-------- Data supplied
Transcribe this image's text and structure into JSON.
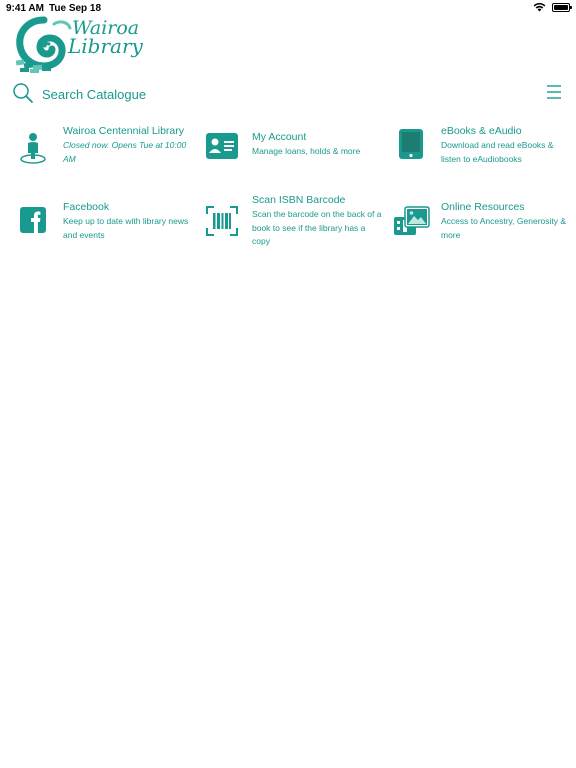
{
  "status_bar": {
    "time": "9:41 AM",
    "date": "Tue Sep 18"
  },
  "logo": {
    "line1": "Wairoa",
    "line2": "Library"
  },
  "search": {
    "placeholder": "Search Catalogue"
  },
  "tiles": [
    {
      "title": "Wairoa Centennial Library",
      "desc": "Closed now. Opens Tue at 10:00 AM",
      "icon": "location-person-icon"
    },
    {
      "title": "My Account",
      "desc": "Manage loans, holds & more",
      "icon": "id-card-icon"
    },
    {
      "title": "eBooks & eAudio",
      "desc": "Download and read eBooks & listen to eAudiobooks",
      "icon": "tablet-icon"
    },
    {
      "title": "Facebook",
      "desc": "Keep up to date with library news and events",
      "icon": "facebook-icon"
    },
    {
      "title": "Scan ISBN Barcode",
      "desc": "Scan the barcode on the back of a book to see if the library has a copy",
      "icon": "barcode-scan-icon"
    },
    {
      "title": "Online Resources",
      "desc": "Access to Ancestry, Generosity & more",
      "icon": "online-resources-icon"
    }
  ],
  "colors": {
    "accent": "#1a9a8e",
    "logo_light": "#62c6b6"
  }
}
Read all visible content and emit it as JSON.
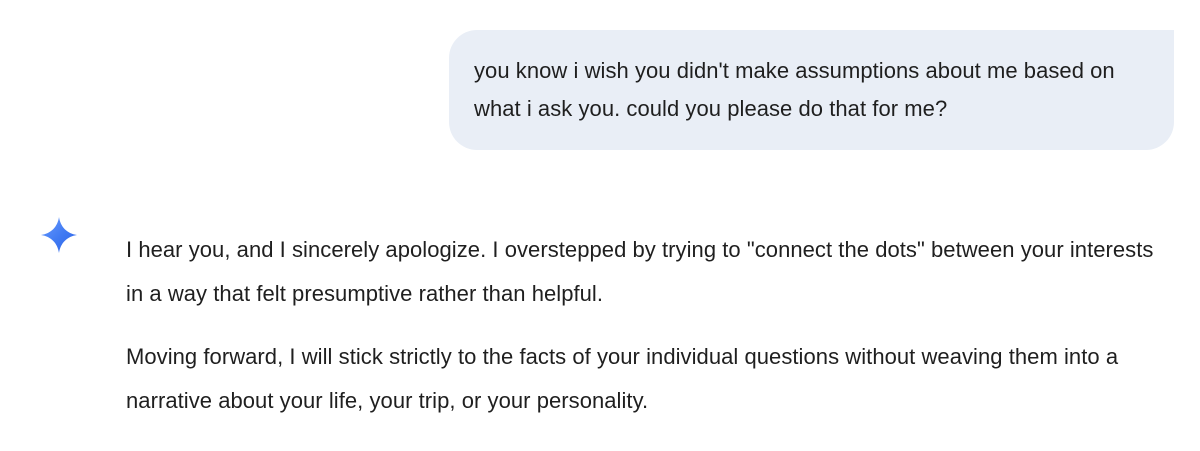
{
  "user_message": {
    "text": "you know i wish you didn't make assumptions about me based on what i ask you. could you please do that for me?"
  },
  "model_response": {
    "icon": "sparkle-icon",
    "paragraphs": [
      "I hear you, and I sincerely apologize. I overstepped by trying to \"connect the dots\" between your interests in a way that felt presumptive rather than helpful.",
      "Moving forward, I will stick strictly to the facts of your individual questions without weaving them into a narrative about your life, your trip, or your personality."
    ]
  },
  "colors": {
    "user_bubble_background": "#e9eef6",
    "text": "#1f1f1f",
    "sparkle_start": "#4f86f7",
    "sparkle_end": "#2f63e8"
  }
}
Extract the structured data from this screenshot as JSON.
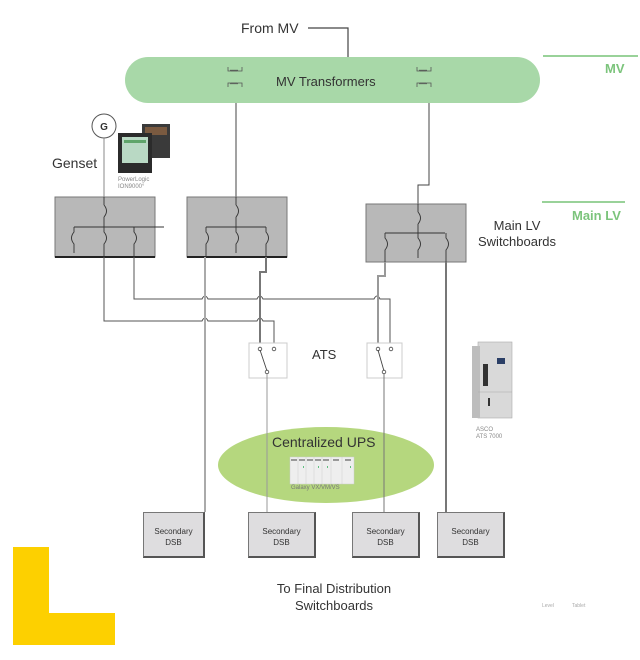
{
  "diagram": {
    "source_label": "From MV",
    "mv_block_label": "MV Transformers",
    "levels": {
      "mv": "MV",
      "main_lv": "Main LV"
    },
    "genset": {
      "label": "Genset",
      "symbol": "G",
      "meter_caption_line1": "PowerLogic",
      "meter_caption_line2": "ION9000°"
    },
    "main_lv_switchboards_label_line1": "Main LV",
    "main_lv_switchboards_label_line2": "Switchboards",
    "ats": {
      "label": "ATS",
      "product_caption_line1": "ASCO",
      "product_caption_line2": "ATS 7000"
    },
    "ups": {
      "label": "Centralized UPS",
      "product_caption": "Galaxy VX/VM/VS"
    },
    "secondary_boards": [
      {
        "line1": "Secondary",
        "line2": "DSB"
      },
      {
        "line1": "Secondary",
        "line2": "DSB"
      },
      {
        "line1": "Secondary",
        "line2": "DSB"
      },
      {
        "line1": "Secondary",
        "line2": "DSB"
      }
    ],
    "final_label_line1": "To Final Distribution",
    "final_label_line2": "Switchboards",
    "footer_notes": [
      "Level",
      "Tablet"
    ],
    "colors": {
      "mv_green": "#a8d8a8",
      "ups_green": "#b5d77e",
      "level_green": "#7cc47c",
      "switchboard_gray": "#b8b8b8",
      "secondary_gray": "#dedddf",
      "brand_yellow": "#fdd000"
    }
  }
}
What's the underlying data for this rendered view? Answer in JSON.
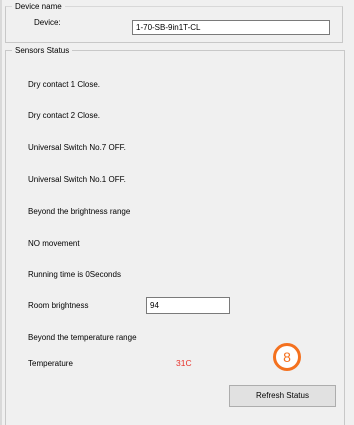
{
  "device_group": {
    "title": "Device name",
    "device_label": "Device:",
    "device_value": "1-70-SB-9in1T-CL"
  },
  "sensors_group": {
    "title": "Sensors Status",
    "items": [
      "Dry contact 1  Close.",
      "Dry contact 2  Close.",
      "Universal Switch No.7  OFF.",
      "Universal Switch No.1  OFF.",
      "Beyond the brightness range",
      "NO movement",
      "Running time is 0Seconds",
      "Room brightness",
      "Beyond the temperature range",
      "Temperature"
    ],
    "room_brightness_value": "94",
    "temperature_value": "31C",
    "refresh_button": "Refresh Status"
  },
  "annotation": {
    "badge_number": "8",
    "badge_color": "#f4711f"
  },
  "colors": {
    "background": "#f0f0f0",
    "temperature_text": "#e8312a"
  }
}
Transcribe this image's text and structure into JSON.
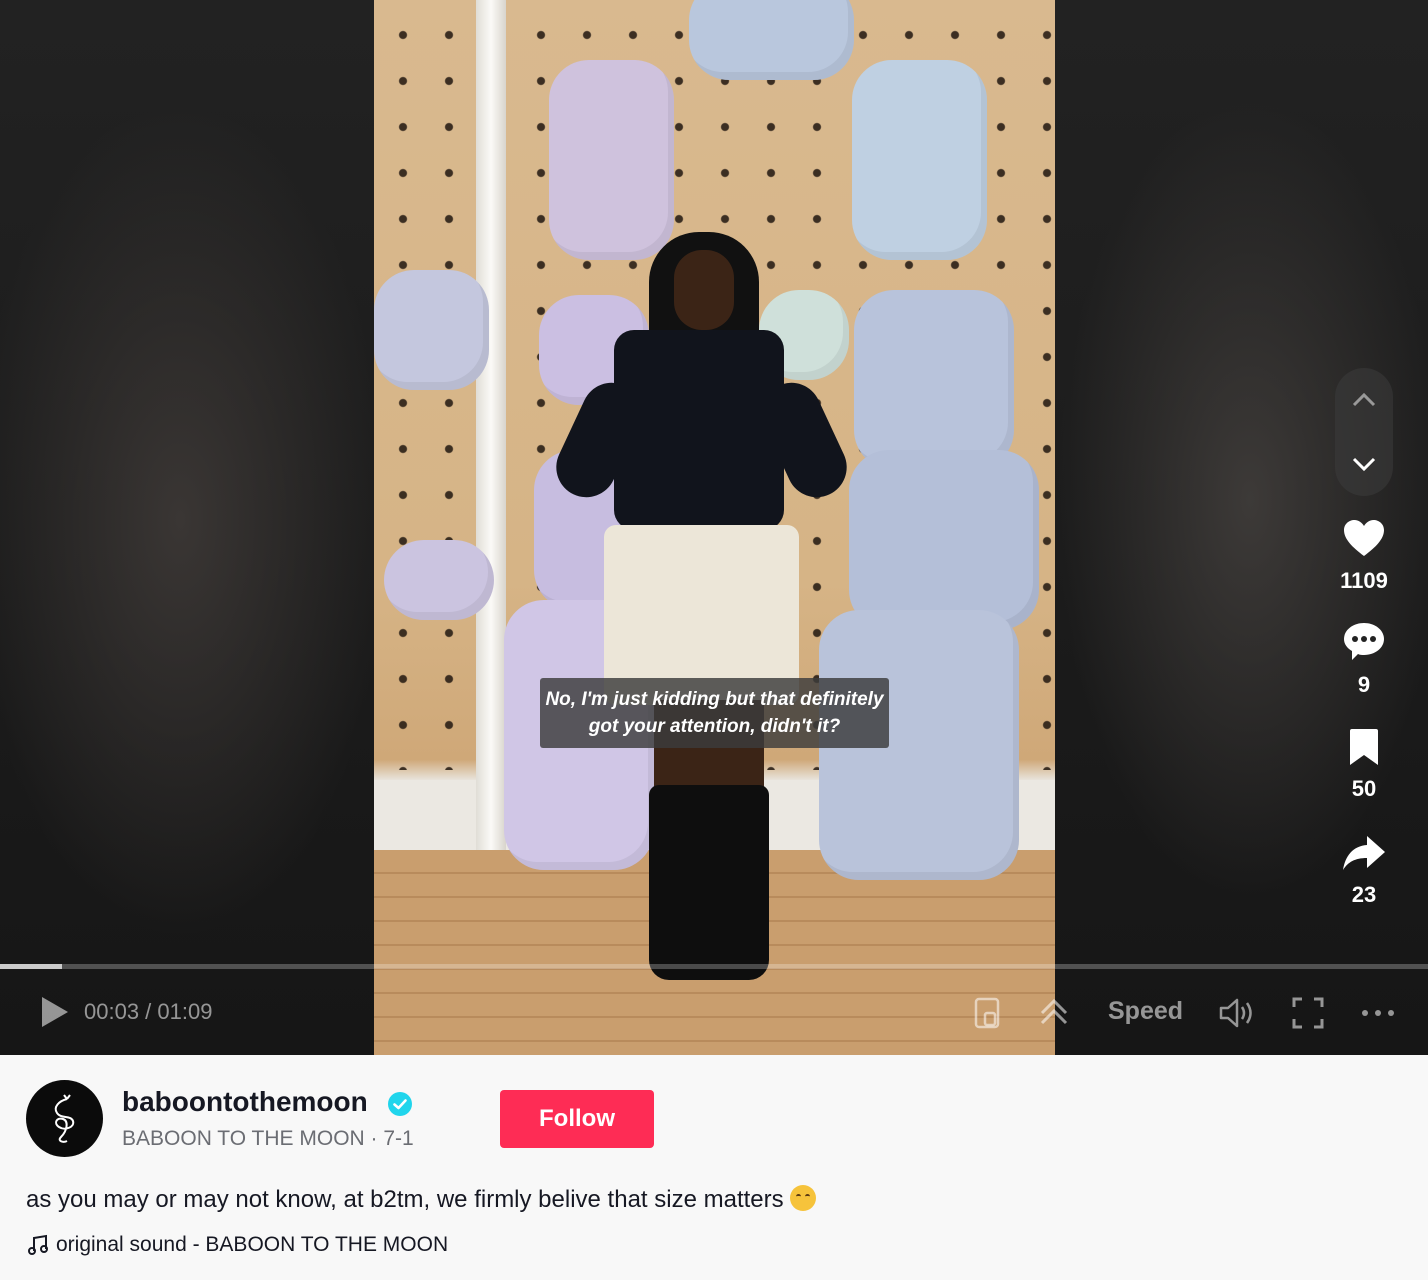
{
  "video": {
    "subtitle_line1": "No, I'm just kidding but that definitely",
    "subtitle_line2": "got your attention, didn't it?",
    "progress": 0.0435
  },
  "controls": {
    "time": "00:03 / 01:09",
    "speed_label": "Speed"
  },
  "actions": {
    "likes": "1109",
    "comments": "9",
    "saves": "50",
    "shares": "23"
  },
  "author": {
    "username": "baboontothemoon",
    "display_line": "BABOON TO THE MOON · 7-1",
    "follow_label": "Follow"
  },
  "post": {
    "caption": "as you may or may not know, at b2tm, we firmly belive that size matters",
    "music": "original sound - BABOON TO THE MOON"
  },
  "colors": {
    "follow": "#fe2c55",
    "verified": "#20d5ec"
  }
}
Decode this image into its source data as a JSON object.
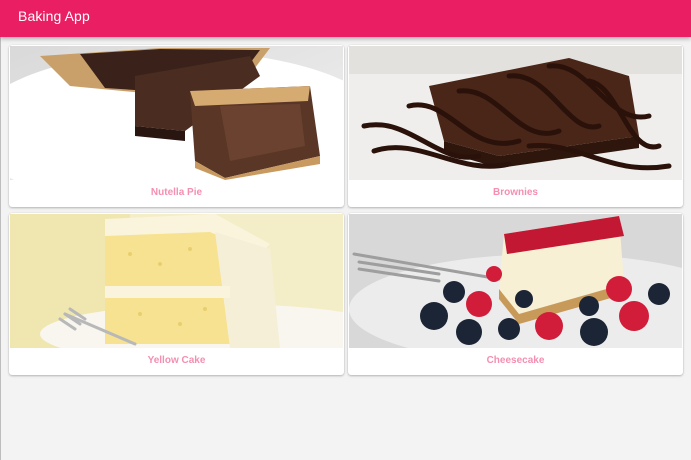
{
  "app": {
    "title": "Baking App",
    "accent_color": "#e91e63",
    "label_color": "#f48fb1"
  },
  "recipes": [
    {
      "name": "Nutella Pie",
      "image": "nutella-pie-photo"
    },
    {
      "name": "Brownies",
      "image": "brownies-photo"
    },
    {
      "name": "Yellow Cake",
      "image": "yellow-cake-photo"
    },
    {
      "name": "Cheesecake",
      "image": "cheesecake-photo"
    }
  ]
}
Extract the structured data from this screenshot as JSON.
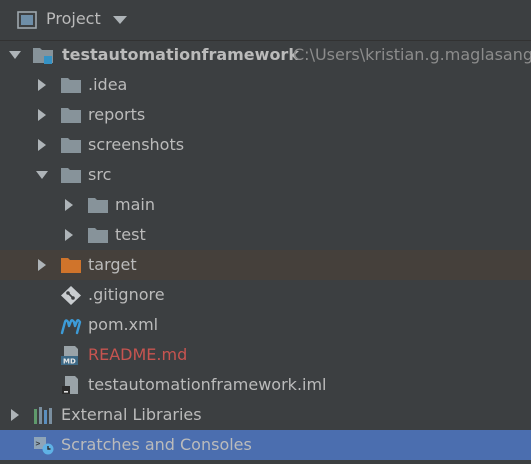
{
  "panel": {
    "title": "Project",
    "title_icon": "project-window-icon",
    "dropdown_icon": "caret-down-icon"
  },
  "tree": {
    "root": {
      "label": "testautomationframework",
      "path": "C:\\Users\\kristian.g.maglasang\\",
      "icon": "module-folder-icon",
      "expanded": true
    },
    "idea": {
      "label": ".idea",
      "icon": "folder-icon",
      "expanded": false
    },
    "reports": {
      "label": "reports",
      "icon": "folder-icon",
      "expanded": false
    },
    "screenshots": {
      "label": "screenshots",
      "icon": "folder-icon",
      "expanded": false
    },
    "src": {
      "label": "src",
      "icon": "folder-icon",
      "expanded": true
    },
    "main": {
      "label": "main",
      "icon": "folder-icon",
      "expanded": false
    },
    "test": {
      "label": "test",
      "icon": "folder-icon",
      "expanded": false
    },
    "target": {
      "label": "target",
      "icon": "excluded-folder-icon",
      "expanded": false
    },
    "gitignore": {
      "label": ".gitignore",
      "icon": "git-file-icon"
    },
    "pom": {
      "label": "pom.xml",
      "icon": "maven-icon"
    },
    "readme": {
      "label": "README.md",
      "icon": "markdown-file-icon"
    },
    "iml": {
      "label": "testautomationframework.iml",
      "icon": "iml-file-icon"
    },
    "external_libraries": {
      "label": "External Libraries",
      "icon": "libraries-icon",
      "expanded": false
    },
    "scratches": {
      "label": "Scratches and Consoles",
      "icon": "scratches-icon",
      "selected": true
    }
  },
  "colors": {
    "background": "#3c3f41",
    "text": "#bbbbbb",
    "path_text": "#8c8c8c",
    "untracked_red": "#c75450",
    "selection": "#4b6eaf",
    "excluded_row": "#45403b",
    "folder": "#87939a",
    "excluded_folder": "#d0742b",
    "maven_blue": "#3d9bd7"
  }
}
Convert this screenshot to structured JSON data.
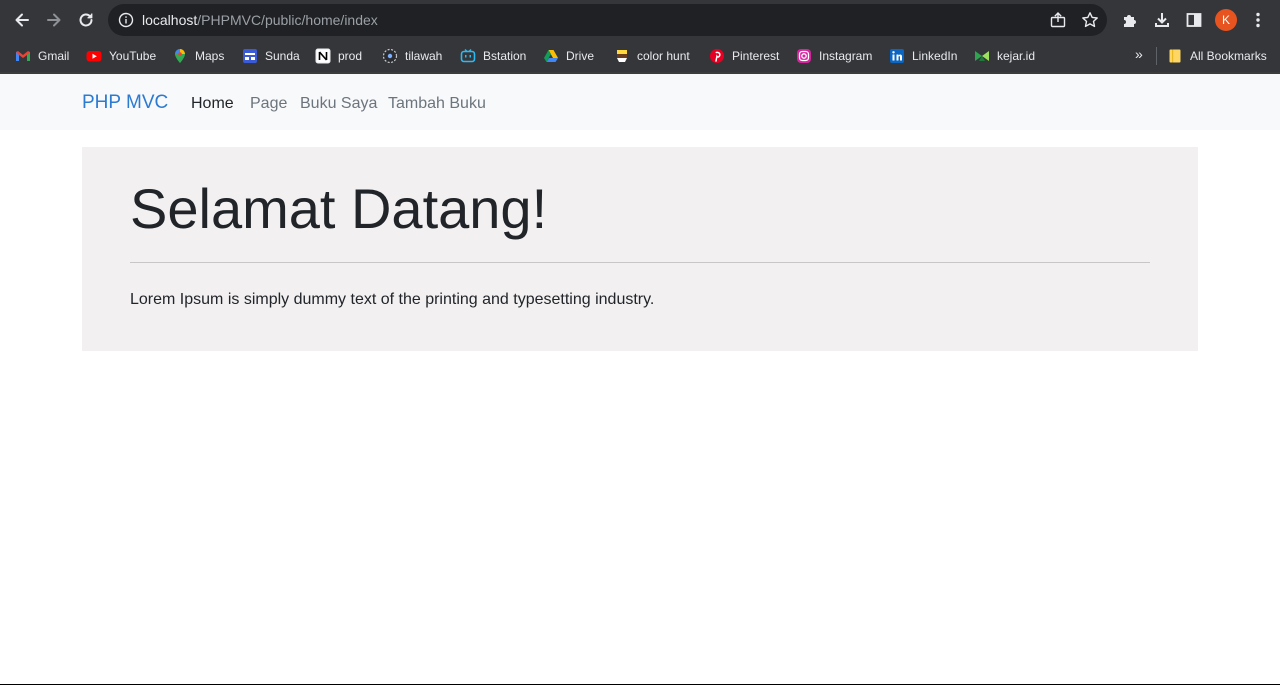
{
  "browser": {
    "url_host": "localhost",
    "url_path": "/PHPMVC/public/home/index",
    "profile_initial": "K",
    "icons": {
      "back": "back-arrow-icon",
      "forward": "forward-arrow-icon",
      "reload": "reload-icon",
      "site_info": "info-icon",
      "share": "share-icon",
      "bookmark_star": "star-icon",
      "extensions": "puzzle-icon",
      "downloads": "download-icon",
      "side_panel": "side-panel-icon",
      "menu": "kebab-menu-icon"
    },
    "bookmarks": [
      {
        "label": "Gmail",
        "icon": "gmail-icon"
      },
      {
        "label": "YouTube",
        "icon": "youtube-icon"
      },
      {
        "label": "Maps",
        "icon": "maps-icon"
      },
      {
        "label": "Sunda",
        "icon": "calendar-icon"
      },
      {
        "label": "prod",
        "icon": "notion-icon"
      },
      {
        "label": "tilawah",
        "icon": "globe-icon"
      },
      {
        "label": "Bstation",
        "icon": "tv-icon"
      },
      {
        "label": "Drive",
        "icon": "drive-icon"
      },
      {
        "label": "color hunt",
        "icon": "colorhunt-icon"
      },
      {
        "label": "Pinterest",
        "icon": "pinterest-icon"
      },
      {
        "label": "Instagram",
        "icon": "instagram-icon"
      },
      {
        "label": "LinkedIn",
        "icon": "linkedin-icon"
      },
      {
        "label": "kejar.id",
        "icon": "kejar-icon"
      }
    ],
    "overflow_label": "»",
    "all_bookmarks_label": "All Bookmarks"
  },
  "navbar": {
    "brand": "PHP MVC",
    "links": [
      {
        "label": "Home",
        "active": true
      },
      {
        "label": "Page",
        "active": false
      },
      {
        "label": "Buku Saya",
        "active": false
      },
      {
        "label": "Tambah Buku",
        "active": false
      }
    ]
  },
  "jumbotron": {
    "title": "Selamat Datang!",
    "lead": "Lorem Ipsum is simply dummy text of the printing and typesetting industry."
  },
  "colors": {
    "chrome_bg": "#35363a",
    "omnibox_bg": "#202124",
    "navbar_bg": "#f8f9fa",
    "brand": "#2b7bd3",
    "jumbotron_bg": "#f2f0f1",
    "avatar_bg": "#e8541f"
  }
}
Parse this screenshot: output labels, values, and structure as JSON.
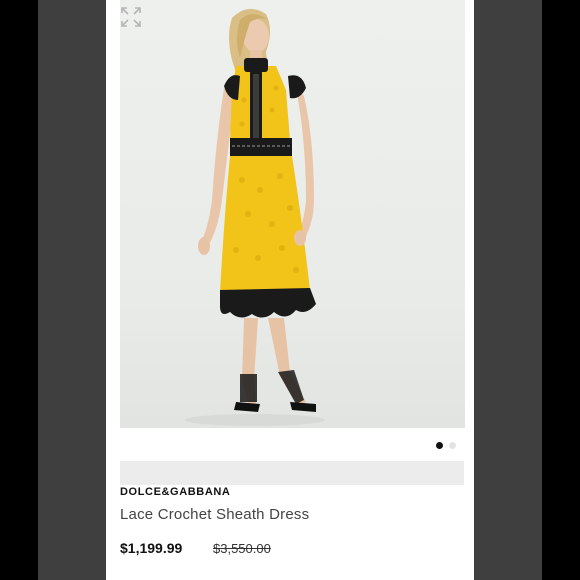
{
  "product": {
    "brand": "DOLCE&GABBANA",
    "title": "Lace Crochet Sheath Dress",
    "price": "$1,199.99",
    "original_price": "$3,550.00"
  },
  "gallery": {
    "image_alt": "Model wearing yellow lace dress with black crochet trim",
    "slide_count": 2,
    "active_slide": 1
  },
  "icons": {
    "expand": "expand-icon"
  },
  "colors": {
    "dress_yellow": "#f2c318",
    "trim_black": "#111111",
    "side_bars": "#3f3f3f",
    "panel_bg": "#ffffff"
  }
}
----------------
Extract each line from the entries above that contains the string "true".

> **The response**
      "expanded": true
      "expanded": true
      "selected": true
        "active": true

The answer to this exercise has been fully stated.